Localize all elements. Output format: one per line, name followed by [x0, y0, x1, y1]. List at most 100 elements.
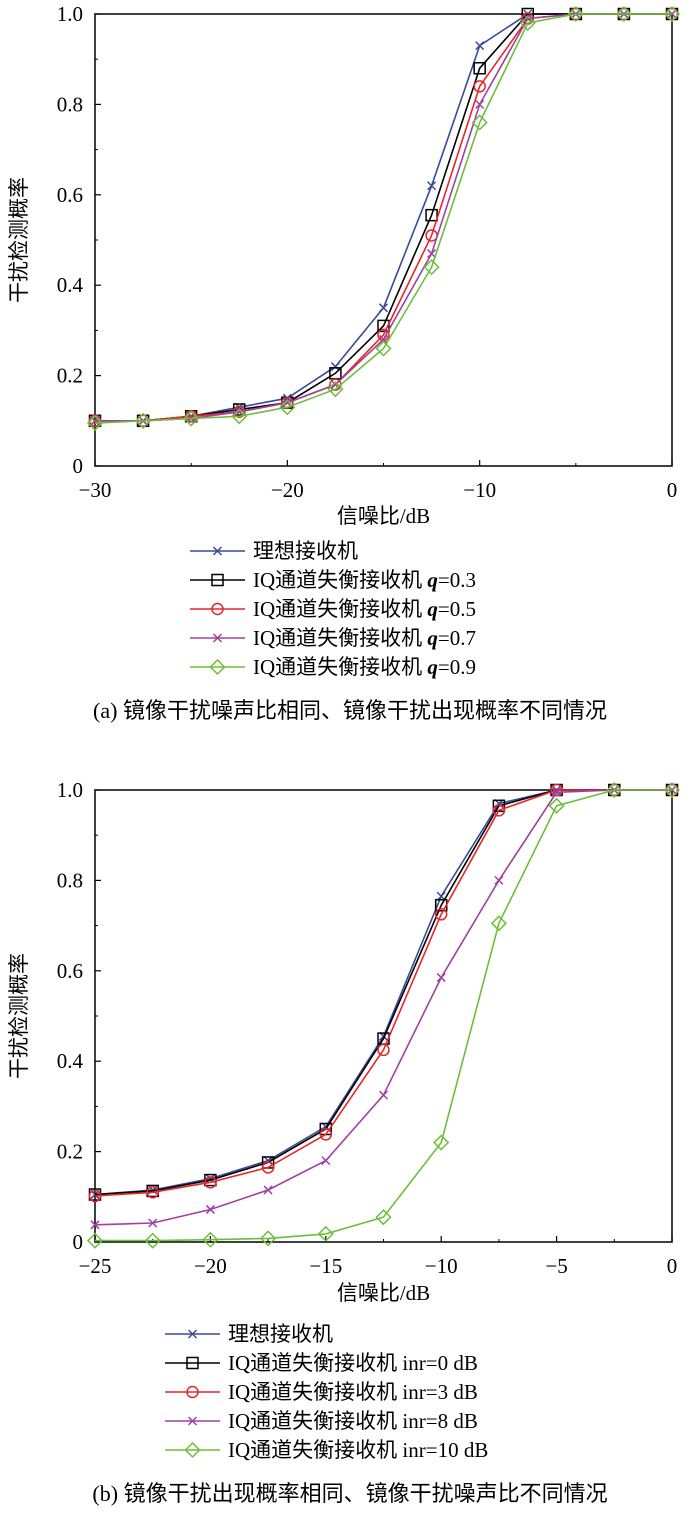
legend-item: IQ通道失衡接收机 inr=0 dB [165, 1351, 478, 1375]
legend-label-prefix: IQ通道失衡接收机 inr=8 dB [228, 1409, 478, 1433]
legend-marker [212, 633, 223, 643]
y-tick-label: 0.6 [57, 959, 83, 983]
data-point [425, 208, 438, 222]
data-point [279, 399, 296, 416]
data-point [377, 319, 390, 333]
legend-label-prefix: IQ通道失衡接收机 inr=10 dB [228, 1438, 488, 1462]
series-line [95, 13, 672, 422]
data-point [475, 99, 485, 109]
plot-frame-b [94, 789, 673, 1243]
y-tick-label: 0.2 [57, 1140, 83, 1164]
caption-b: (b) 镜像干扰出现概率相同、镜像干扰噪声比不同情况 [92, 1481, 607, 1506]
data-point [319, 1128, 333, 1141]
legend-item: 理想接收机 [165, 1322, 333, 1346]
series-line [94, 789, 672, 1196]
x-tick-label: −5 [545, 1254, 567, 1278]
legend-item: IQ通道失衡接收机 q=0.9 [190, 655, 476, 679]
data-point [475, 41, 485, 51]
data-point [146, 1186, 159, 1199]
data-point [548, 797, 565, 814]
x-tick-label: −30 [79, 478, 112, 502]
legend-label-prefix: IQ通道失衡接收机 [253, 568, 427, 592]
data-point [427, 181, 437, 191]
data-point [436, 891, 446, 901]
data-point [433, 1134, 450, 1151]
data-point [205, 1204, 215, 1214]
y-tick-label: 1.0 [57, 2, 83, 26]
chart-a: −30 −20 −10 0 0 0.2 0.4 0.6 0.8 1.0 信噪比/dB 干扰检测概率理想… [7, 2, 681, 723]
data-point [135, 412, 152, 429]
legend-label-prefix: 理想接收机 [228, 1322, 333, 1346]
legend-marker [184, 1441, 201, 1459]
series-1 [88, 783, 679, 1201]
data-point [492, 804, 506, 817]
data-point [90, 1220, 100, 1230]
data-point [663, 5, 681, 23]
data-point [330, 362, 340, 372]
x-tick-label: 0 [667, 1254, 678, 1278]
legend-marker [187, 1329, 198, 1339]
legend-marker [211, 573, 224, 587]
data-point [233, 405, 246, 419]
series-3 [90, 9, 677, 426]
y-axis-title: 干扰检测概率 [7, 177, 31, 303]
legend-marker [211, 602, 224, 616]
data-point [552, 787, 562, 797]
data-point [204, 1176, 217, 1189]
data-point [378, 334, 389, 344]
legend-item: IQ通道失衡接收机 q=0.5 [190, 597, 476, 621]
series-line [95, 13, 672, 422]
data-point [321, 1156, 331, 1166]
x-axis-title: 信噪比/dB [337, 504, 430, 528]
x-tick-label: −10 [425, 1254, 458, 1278]
series-line [95, 13, 672, 422]
data-point [202, 1231, 219, 1248]
data-point [606, 781, 623, 799]
y-axis-title: 干扰检测概率 [7, 953, 31, 1079]
y-tick-label: 0.8 [57, 868, 83, 892]
data-point [473, 80, 486, 93]
legend-label: IQ通道失衡接收机 q=0.7 [253, 626, 476, 650]
chart-b: −25 −20 −15 −10 −5 0 0 0.2 0.4 0.6 0.8 1.0 信噪比/dB 干扰检… [7, 778, 681, 1506]
data-point [523, 13, 533, 24]
y-tick-label: 0.4 [57, 273, 84, 297]
data-point [519, 14, 536, 32]
data-point [550, 783, 563, 797]
x-tick-label: −25 [79, 1254, 112, 1278]
data-point [436, 973, 446, 983]
data-point [375, 1209, 392, 1226]
legend-marker [186, 1356, 199, 1370]
caption-a: (a) 镜像干扰噪声比相同、镜像干扰出现概率不同情况 [93, 698, 607, 723]
series-line [94, 789, 672, 1196]
legend-label-prefix: IQ通道失衡接收机 [253, 626, 427, 650]
data-point [327, 381, 344, 398]
legend-label: IQ通道失衡接收机 q=0.5 [253, 597, 476, 621]
data-point [471, 114, 488, 131]
y-tick-label: 0 [73, 454, 84, 478]
legend-label-prefix: IQ通道失衡接收机 inr=0 dB [228, 1351, 478, 1375]
series-line [94, 13, 672, 424]
x-tick-label: 0 [667, 478, 678, 502]
y-tick-label: 0.2 [57, 364, 83, 388]
data-point [490, 915, 507, 932]
series-4 [86, 781, 681, 1249]
data-point [473, 61, 486, 75]
legend-label-variable: q [427, 626, 438, 650]
data-point [377, 1043, 390, 1057]
series-4 [86, 5, 681, 432]
y-tick-label: 0.6 [57, 183, 83, 207]
legend-label-value: =0.7 [438, 626, 476, 650]
legend-label-variable: q [427, 568, 438, 592]
data-point [423, 259, 440, 276]
legend-marker [212, 546, 223, 556]
legend-label: IQ通道失衡接收机 inr=0 dB [228, 1351, 478, 1375]
x-tick-label: −20 [271, 478, 304, 502]
data-point [378, 1090, 389, 1100]
plot-frame-a [94, 13, 673, 467]
data-point [144, 1232, 161, 1249]
data-point [148, 1218, 158, 1228]
data-point [375, 340, 392, 357]
data-point [434, 908, 448, 921]
legend-label: 理想接收机 [228, 1322, 333, 1346]
legend-item: IQ通道失衡接收机 q=0.3 [190, 568, 476, 592]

What you need to do: Reproduce without changes the lines in the items above, starting with the line that contains "legend-item: IQ通道失衡接收机 inr=0" and going through the line that contains "data-point [321, 1156, 331, 1166]".

Task answer:
legend-item: IQ通道失衡接收机 inr=0 dB [165, 1351, 478, 1375]
legend-label-prefix: IQ通道失衡接收机 inr=8 dB [228, 1409, 478, 1433]
legend-marker [212, 633, 223, 643]
y-tick-label: 0.6 [57, 959, 83, 983]
data-point [425, 208, 438, 222]
data-point [279, 399, 296, 416]
data-point [377, 319, 390, 333]
legend-label-prefix: IQ通道失衡接收机 inr=10 dB [228, 1438, 488, 1462]
series-line [95, 13, 672, 422]
data-point [475, 99, 485, 109]
plot-frame-b [94, 789, 673, 1243]
y-tick-label: 0.2 [57, 1140, 83, 1164]
caption-b: (b) 镜像干扰出现概率相同、镜像干扰噪声比不同情况 [92, 1481, 607, 1506]
data-point [319, 1128, 333, 1141]
legend-item: 理想接收机 [165, 1322, 333, 1346]
series-line [94, 789, 672, 1196]
x-tick-label: −5 [545, 1254, 567, 1278]
legend-item: IQ通道失衡接收机 q=0.9 [190, 655, 476, 679]
data-point [475, 41, 485, 51]
data-point [146, 1186, 159, 1199]
data-point [548, 797, 565, 814]
x-tick-label: −30 [79, 478, 112, 502]
legend-label-prefix: IQ通道失衡接收机 [253, 568, 427, 592]
data-point [427, 181, 437, 191]
data-point [436, 891, 446, 901]
data-point [433, 1134, 450, 1151]
data-point [205, 1204, 215, 1214]
y-tick-label: 1.0 [57, 2, 83, 26]
chart-a: −30 −20 −10 0 0 0.2 0.4 0.6 0.8 1.0 信噪比/dB 干扰检测概率理想… [7, 2, 681, 723]
data-point [135, 412, 152, 429]
legend-label-prefix: 理想接收机 [228, 1322, 333, 1346]
legend-marker [184, 1441, 201, 1459]
series-1 [88, 783, 679, 1201]
data-point [492, 804, 506, 817]
data-point [90, 1220, 100, 1230]
data-point [663, 5, 681, 23]
data-point [330, 362, 340, 372]
x-tick-label: 0 [667, 1254, 678, 1278]
legend-marker [187, 1329, 198, 1339]
legend-marker [211, 573, 224, 587]
data-point [233, 405, 246, 419]
series-3 [90, 9, 677, 426]
y-axis-title: 干扰检测概率 [7, 177, 31, 303]
legend-marker [211, 602, 224, 616]
data-point [552, 787, 562, 797]
data-point [204, 1176, 217, 1189]
data-point [378, 334, 389, 344]
legend-item: IQ通道失衡接收机 q=0.5 [190, 597, 476, 621]
series-line [95, 13, 672, 422]
data-point [321, 1156, 331, 1166]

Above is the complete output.